◆ **To be done**
Duplicate the items verbatim, beginning with the very first line and stopping after the line that contains "FancyBboxPatch shape [494, 299, 658, 394]", with both of those lines included.

* start Excerpted records *

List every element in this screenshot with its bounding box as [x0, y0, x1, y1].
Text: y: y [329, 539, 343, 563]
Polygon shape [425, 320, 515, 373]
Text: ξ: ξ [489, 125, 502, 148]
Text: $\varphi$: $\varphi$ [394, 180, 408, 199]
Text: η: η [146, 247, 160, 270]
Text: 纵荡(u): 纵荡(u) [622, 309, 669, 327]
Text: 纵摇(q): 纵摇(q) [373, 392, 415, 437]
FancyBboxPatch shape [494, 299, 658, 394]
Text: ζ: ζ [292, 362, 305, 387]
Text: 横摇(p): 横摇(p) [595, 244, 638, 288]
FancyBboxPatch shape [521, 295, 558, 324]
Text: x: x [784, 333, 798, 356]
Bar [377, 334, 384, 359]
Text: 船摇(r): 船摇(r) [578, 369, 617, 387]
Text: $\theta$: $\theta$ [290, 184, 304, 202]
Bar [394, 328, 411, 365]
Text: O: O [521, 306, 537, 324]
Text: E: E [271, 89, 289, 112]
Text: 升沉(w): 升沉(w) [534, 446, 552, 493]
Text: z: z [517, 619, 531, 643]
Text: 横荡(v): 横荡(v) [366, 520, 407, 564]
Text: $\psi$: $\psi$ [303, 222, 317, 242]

* end Excerpted records *

◆ **Result**
List every element in this screenshot with its bounding box as [x0, y0, x1, y1].
Text: y: y [329, 539, 343, 563]
Polygon shape [425, 320, 515, 373]
Text: ξ: ξ [489, 125, 502, 148]
Text: $\varphi$: $\varphi$ [394, 180, 408, 199]
Text: η: η [146, 247, 160, 270]
Text: 纵荡(u): 纵荡(u) [622, 309, 669, 327]
Text: 纵摇(q): 纵摇(q) [373, 392, 415, 437]
FancyBboxPatch shape [494, 299, 658, 394]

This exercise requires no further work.